--- begin Supplied material ---
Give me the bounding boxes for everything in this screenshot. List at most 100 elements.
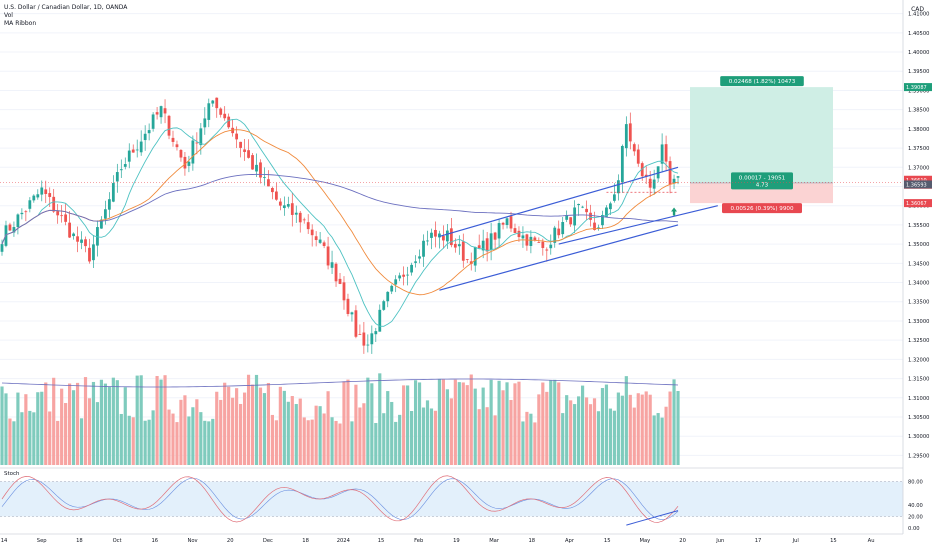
price-tick-label: 1.34000 [908,281,929,287]
volume-bar [95,402,100,465]
volume-bar [111,377,115,465]
candle-body [338,278,342,284]
candle-body [541,241,545,248]
volume-bar [227,386,231,465]
volume-indicator-label[interactable]: Vol [4,12,13,19]
candle-body [386,291,390,302]
volume-bar [334,420,338,465]
stoch-tick-label: 40.00 [908,503,923,509]
volume-bar [71,390,76,465]
price-tick-label: 1.31500 [908,377,929,383]
candle-body [589,212,592,220]
candle-body [434,229,437,237]
volume-bar [429,408,434,465]
candle-body [453,243,457,248]
candle-body [0,244,4,252]
candle-body [549,244,553,249]
candle-body [334,263,338,282]
volume-bar [215,391,219,465]
candle-body [274,191,278,200]
volume-bar [262,393,267,465]
volume-bar [358,407,362,465]
volume-bar [167,409,171,465]
volume-bar [16,392,20,465]
volume-bar [477,409,481,465]
candle-body [445,230,449,242]
candle-body [473,246,477,266]
volume-bar [521,421,525,465]
candle-body [640,163,644,177]
candle-body [223,113,227,119]
volume-bar [342,381,346,465]
candle-body [259,162,262,178]
volume-bar [79,418,84,465]
candle-body [48,193,52,197]
candle-body [605,207,608,217]
volume-bar [525,411,529,465]
candle-body [251,155,254,170]
candle-body [613,194,616,201]
volume-bar [68,383,72,465]
candle-body [573,207,577,226]
volume-bar [270,414,274,465]
candle-body [374,331,378,335]
volume-bar [187,416,191,465]
candle-body [628,123,632,142]
candle-body [652,179,656,189]
candle-body [294,212,298,215]
currency-label: CAD [911,6,924,13]
volume-bar [457,382,461,465]
volume-bar [183,395,187,465]
candle-body [497,223,501,239]
trend-channel-drawings [439,166,718,291]
volume-bar [139,375,143,465]
candle-body [119,169,123,171]
candle-body [183,156,187,169]
ma-ribbon-indicator-label[interactable]: MA Ribbon [4,20,37,27]
volume-bar [573,404,577,465]
volume-bar [656,413,660,465]
price-tick-label: 1.32500 [908,338,929,344]
candle-body [358,334,362,335]
stop-zone [690,182,833,204]
volume-bar [398,414,402,465]
volume-bar [322,413,326,465]
volume-bar [103,383,107,465]
symbol-title[interactable]: U.S. Dollar / Canadian Dollar, 1D, OANDA [4,4,128,11]
candle-body [521,235,525,239]
support-trendline [558,205,718,245]
volume-bar [402,385,406,465]
price-tick-label: 1.41000 [908,12,929,18]
volume-bar [258,387,263,465]
candle-body [175,144,179,148]
candle-body [167,115,171,136]
time-tick-label: Jul [792,538,799,544]
candle-body [147,130,151,134]
candle-body [410,264,413,273]
volume-bar [569,400,573,465]
candle-body [227,116,231,128]
time-tick-label: 15 [830,538,837,544]
candle-body [517,230,521,238]
candle-body [430,232,433,238]
candle-body [107,199,111,210]
volume-ma-line [1,378,679,388]
price-tick-label: 1.38500 [908,108,929,114]
candle-body [668,161,672,185]
candle-body [92,244,95,261]
volume-bar [640,394,644,465]
candle-body [485,238,489,252]
volume-bar [509,399,513,465]
volume-bar [485,407,489,465]
time-tick-label: 14 [1,538,8,544]
long-position-tool: 0.02468 (1.82%) 10473 0.00017 - 190514.73… [690,76,833,214]
candle-body [68,222,71,238]
candle-body [40,187,44,195]
volume-bar [151,410,155,465]
volume-bar [545,391,549,465]
time-tick-label: Au [868,538,875,544]
volume-bar [171,413,175,465]
volume-bar [286,401,290,465]
volume-bar [231,397,235,465]
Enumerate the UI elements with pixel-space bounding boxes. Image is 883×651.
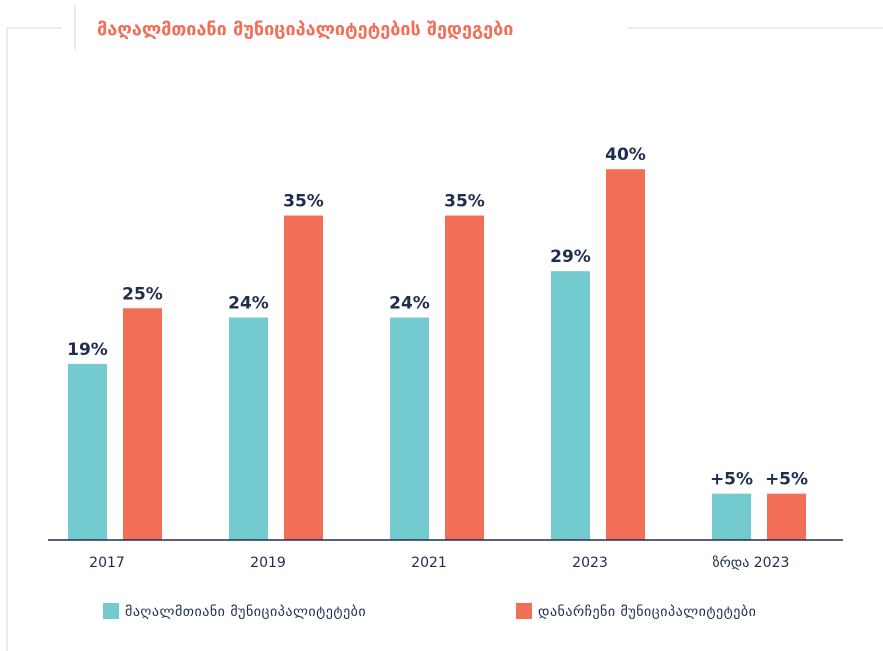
bar	[606, 169, 645, 540]
value-label: 40%	[605, 145, 646, 165]
chart-title: მაღალმთიანი მუნიციპალიტეტების შედეგები	[97, 19, 513, 40]
value-label: 29%	[550, 247, 591, 267]
x-tick-label: 2019	[250, 555, 286, 571]
x-tick-label: 2023	[572, 555, 608, 571]
legend-label: დანარჩენი მუნიციპალიტეტები	[538, 603, 756, 620]
x-tick-label: ზრდა 2023	[713, 554, 790, 571]
legend-swatch	[103, 603, 119, 619]
legend-swatch	[516, 603, 532, 619]
bar	[68, 363, 107, 540]
value-label: 35%	[444, 192, 485, 212]
value-label: 24%	[389, 294, 430, 314]
value-label: 24%	[228, 294, 269, 314]
bar	[445, 215, 484, 541]
legend-label: მაღალმთიანი მუნიციპალიტეტები	[125, 604, 366, 620]
bar	[123, 308, 162, 540]
bar	[284, 215, 323, 541]
value-label: +5%	[710, 470, 753, 490]
value-label: 25%	[122, 284, 163, 304]
value-label: +5%	[765, 470, 808, 490]
x-tick-label: 2021	[411, 555, 447, 571]
bar	[390, 317, 429, 540]
x-tick-label: 2017	[89, 555, 125, 571]
bar	[229, 317, 268, 540]
frame	[6, 5, 883, 651]
bar	[712, 493, 751, 540]
value-label: 35%	[283, 192, 324, 212]
value-label: 19%	[67, 340, 108, 360]
bar	[551, 271, 590, 540]
bar	[767, 493, 806, 540]
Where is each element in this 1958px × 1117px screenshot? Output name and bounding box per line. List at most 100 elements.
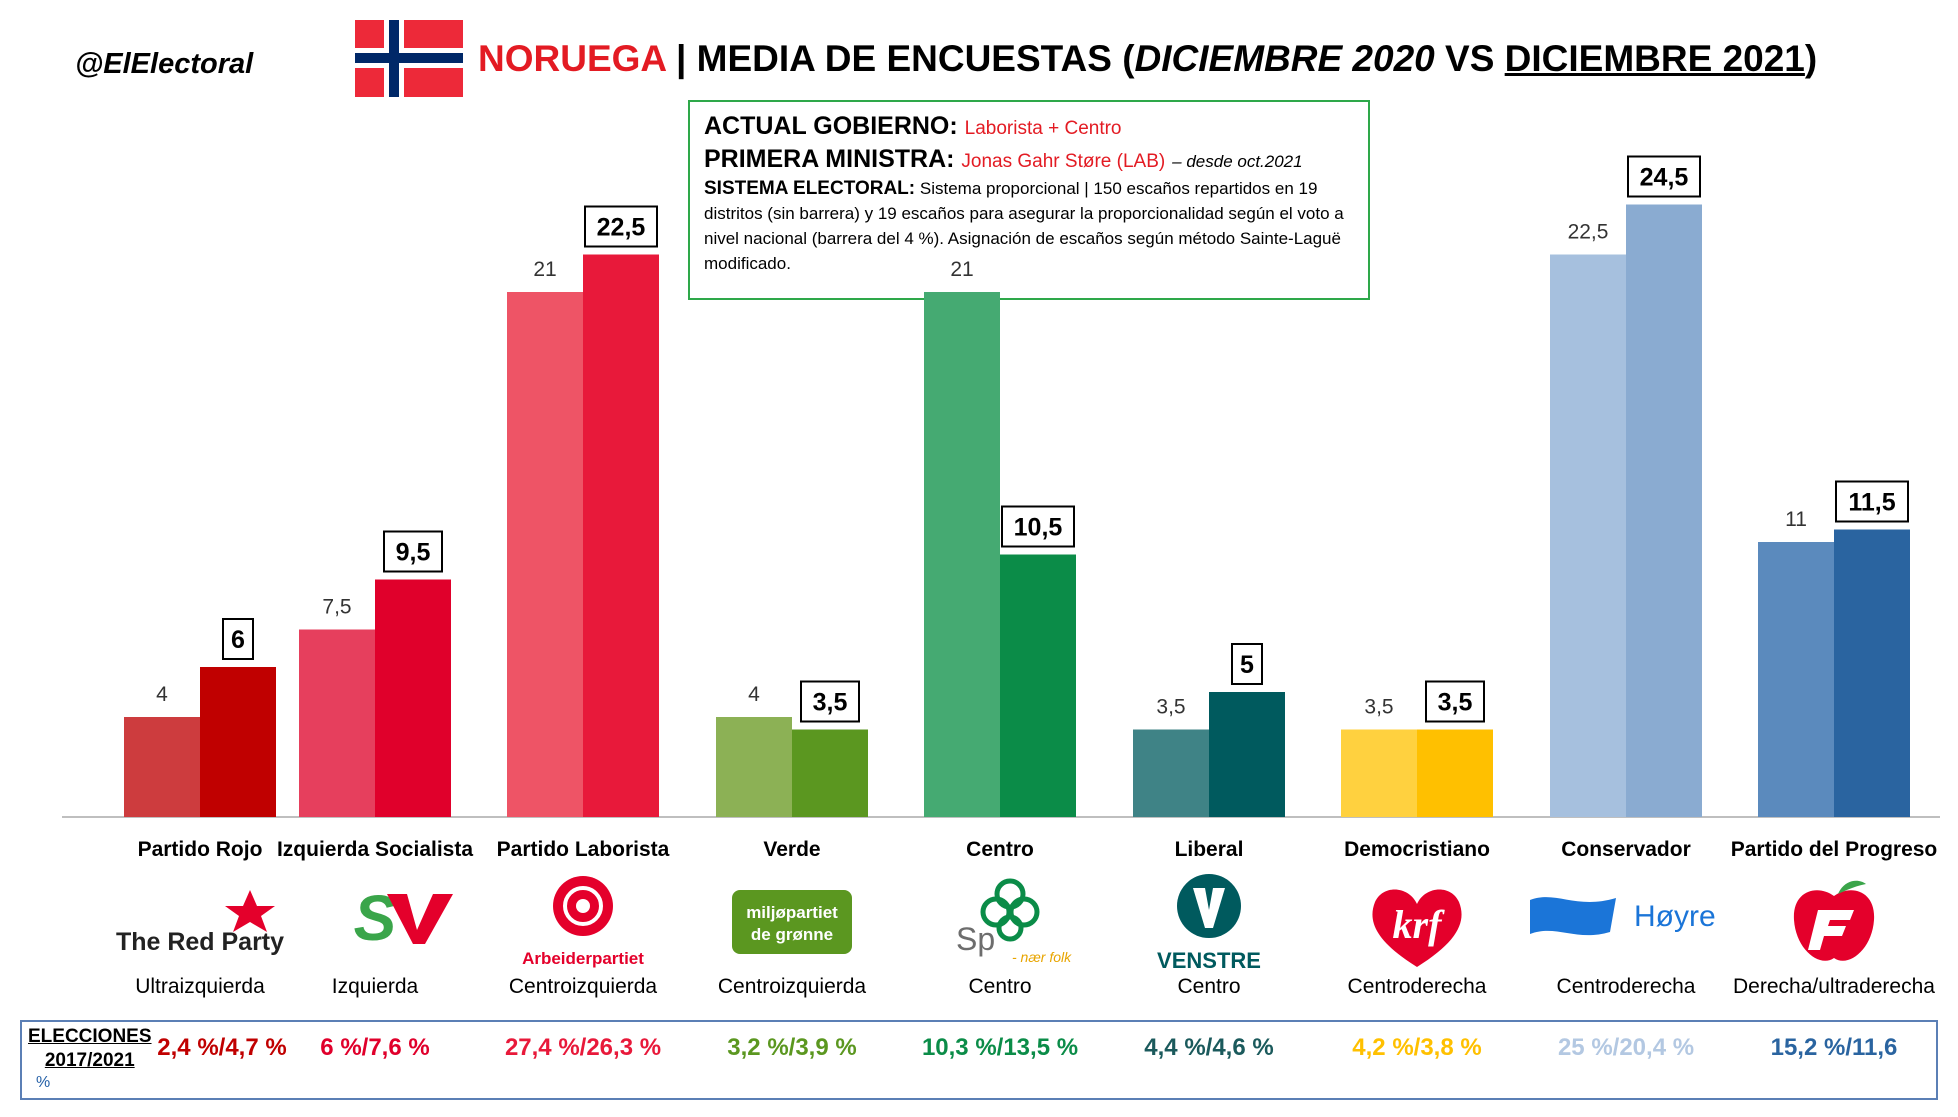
prime-minister-since: – desde oct.2021 [1172, 152, 1303, 171]
label-box-2021-liberal [1231, 643, 1263, 685]
elections-label: ELECCIONES 2017/2021 [28, 1025, 152, 1073]
category-liberal: Liberal [1174, 838, 1244, 861]
apple-icon [1734, 872, 1934, 972]
bar-2021-centro [1000, 554, 1076, 817]
category-izquierda-socialista: Izquierda Socialista [276, 838, 474, 861]
label-2020-izquierda-socialista: 7,5 [322, 596, 351, 619]
label-2021-democristiano: 3,5 [1438, 689, 1473, 717]
svg-text:The Red Party: The Red Party [116, 928, 284, 956]
government-label: ACTUAL GOBIERNO: [704, 112, 958, 140]
electoral-system-label: SISTEMA ELECTORAL: [704, 178, 916, 199]
elections-box [20, 1020, 1938, 1100]
label-box-2021-centro [1001, 505, 1075, 548]
bar-2021-conservador [1626, 204, 1702, 817]
electoral-system: SISTEMA ELECTORAL: Sistema proporcional … [704, 176, 1354, 276]
ideology-liberal: Centro [1177, 975, 1241, 998]
ideology-centro: Centro [968, 975, 1032, 998]
svg-text:miljøpartiet: miljøpartiet [746, 903, 838, 922]
bar-2021-partido-del-progreso [1834, 529, 1910, 817]
label-2021-partido-del-progreso: 11,5 [1848, 489, 1895, 517]
label-2021-liberal: 5 [1240, 651, 1254, 679]
election-result-partido-del-progreso: 15,2 %/11,6 [1770, 1034, 1898, 1061]
label-2021-conservador: 24,5 [1640, 164, 1689, 192]
label-2021-partido-rojo: 6 [231, 626, 245, 654]
label-box-2021-democristiano [1425, 680, 1485, 723]
bar-2020-izquierda-socialista [299, 629, 375, 817]
svg-text:Arbeiderpartiet: Arbeiderpartiet [522, 949, 644, 968]
bar-2021-izquierda-socialista [375, 579, 451, 817]
label-2020-conservador: 22,5 [1568, 221, 1609, 244]
prime-minister-value: Jonas Gahr Støre (LAB) [961, 151, 1166, 172]
bar-chart: 4 6 7,5 9,5 21 22,5 4 3,5 21 10,5 3,5 5 3,5 3,5 22,5 24… [62, 155, 1940, 818]
election-result-izquierda-socialista: 6 %/7,6 % [320, 1034, 430, 1061]
label-box-2021-partido-del-progreso [1835, 480, 1909, 523]
label-box-2021-verde [800, 680, 860, 723]
info-box: ACTUAL GOBIERNO: Laborista + Centro PRIM… [688, 100, 1370, 300]
label-2021-partido-laborista: 22,5 [597, 214, 646, 242]
label-box-2021-partido-laborista [584, 205, 658, 248]
ideology-partido-del-progreso: Derecha/ultraderecha [1733, 975, 1935, 998]
bar-2020-partido-laborista [507, 292, 583, 817]
title-separator: | MEDIA DE ENCUESTAS ( [665, 38, 1135, 79]
sv-logo-icon: SSV [275, 872, 475, 972]
label-2020-democristiano: 3,5 [1364, 696, 1393, 719]
election-result-partido-rojo: 2,4 %/4,7 % [157, 1034, 287, 1061]
title-date-2020: DICIEMBRE 2020 [1134, 38, 1435, 79]
prime-minister-line: PRIMERA MINISTRA: Jonas Gahr Støre (LAB)… [704, 145, 1354, 174]
bar-2021-democristiano [1417, 729, 1493, 817]
elections-percent-sign: % [36, 1074, 51, 1091]
category-partido-laborista: Partido Laborista [496, 838, 670, 861]
elections-label-line2: 2017/2021 [44, 1050, 135, 1071]
bar-2020-conservador [1550, 254, 1626, 817]
svg-text:VENSTRE: VENSTRE [1157, 948, 1261, 972]
bar-2021-verde [792, 729, 868, 817]
bar-2020-partido-del-progreso [1758, 542, 1834, 817]
label-2020-liberal: 3,5 [1156, 696, 1185, 719]
label-box-2021-izquierda-socialista [383, 530, 443, 573]
label-2020-partido-del-progreso: 11 [1785, 508, 1807, 531]
norway-flag-icon [355, 20, 463, 97]
election-result-partido-laborista: 27,4 %/26,3 % [504, 1034, 662, 1061]
title-close: ) [1804, 38, 1818, 79]
electoral-system-text: Sistema proporcional | 150 escaños repar… [704, 179, 1344, 273]
label-box-2021-conservador [1627, 155, 1701, 198]
label-2020-centro: 21 [950, 258, 973, 281]
category-partido-del-progreso: Partido del Progreso [1730, 838, 1938, 861]
author-handle: @ElElectoral [75, 48, 254, 80]
ideology-izquierda-socialista: Izquierda [331, 975, 419, 998]
prime-minister-label: PRIMERA MINISTRA: [704, 145, 955, 173]
bar-2020-partido-rojo [124, 717, 200, 817]
bar-2020-centro [924, 292, 1000, 817]
svg-text:- nær folk: - nær folk [1012, 949, 1072, 965]
title-vs: VS [1434, 38, 1505, 79]
category-partido-rojo: Partido Rojo [137, 838, 263, 861]
svg-text:S: S [354, 882, 397, 954]
election-result-conservador: 25 %/20,4 % [1557, 1034, 1695, 1061]
label-2020-verde: 4 [748, 683, 760, 706]
election-result-liberal: 4,4 %/4,6 % [1144, 1034, 1274, 1061]
label-2020-partido-laborista: 21 [533, 258, 556, 281]
flag-wave-icon: Høyre [1526, 872, 1726, 972]
mdg-logo-icon: miljøpartiet de grønne [692, 872, 892, 972]
bar-2021-liberal [1209, 692, 1285, 817]
label-2021-centro: 10,5 [1014, 514, 1063, 542]
elections-label-line1: ELECCIONES [28, 1026, 152, 1047]
label-2021-izquierda-socialista: 9,5 [396, 539, 431, 567]
venstre-v-icon: VENSTRE [1109, 872, 1309, 973]
ideology-democristiano: Centroderecha [1347, 975, 1487, 998]
bar-2020-liberal [1133, 729, 1209, 817]
label-2020-partido-rojo: 4 [156, 683, 168, 706]
title-country: NORUEGA [478, 38, 666, 79]
rose-icon: Arbeiderpartiet [483, 872, 683, 972]
svg-text:de grønne: de grønne [751, 925, 833, 944]
ideology-verde: Centroizquierda [717, 975, 867, 998]
ideology-partido-laborista: Centroizquierda [508, 975, 658, 998]
category-conservador: Conservador [1561, 838, 1691, 861]
clover-icon: Sp - nær folk [900, 872, 1100, 972]
government-value: Laborista + Centro [964, 118, 1122, 139]
election-result-verde: 3,2 %/3,9 % [727, 1034, 857, 1061]
category-verde: Verde [763, 838, 821, 861]
government-line: ACTUAL GOBIERNO: Laborista + Centro [704, 112, 1354, 141]
bar-2021-partido-rojo [200, 667, 276, 817]
heart-icon: krf [1317, 872, 1517, 972]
--- end Supplied material ---
▶ **The exercise**:
Rewrite the entries as a numbered list, starting at the line that contains "price-tick-label: 1.34000 [908,281,929,287]" and stopping after the line that contains "candle-body [549,244,553,249]", with both ends included. Leave out any blank lines.

▶ **Solution to the problem**:
1. price-tick-label: 1.34000 [908,281,929,287]
2. volume-bar [95,402,100,465]
3. volume-bar [111,377,115,465]
4. candle-body [338,278,342,284]
5. candle-body [541,241,545,248]
6. volume-bar [227,386,231,465]
7. volume-indicator-label[interactable]: Vol [4,12,13,19]
8. candle-body [386,291,390,302]
9. volume-bar [334,420,338,465]
10. stoch-tick-label: 40.00 [908,503,923,509]
11. volume-bar [71,390,76,465]
12. price-tick-label: 1.31500 [908,377,929,383]
13. candle-body [589,212,592,220]
14. candle-body [434,229,437,237]
15. volume-bar [429,408,434,465]
16. candle-body [453,243,457,248]
17. candle-body [0,244,4,252]
18. candle-body [549,244,553,249]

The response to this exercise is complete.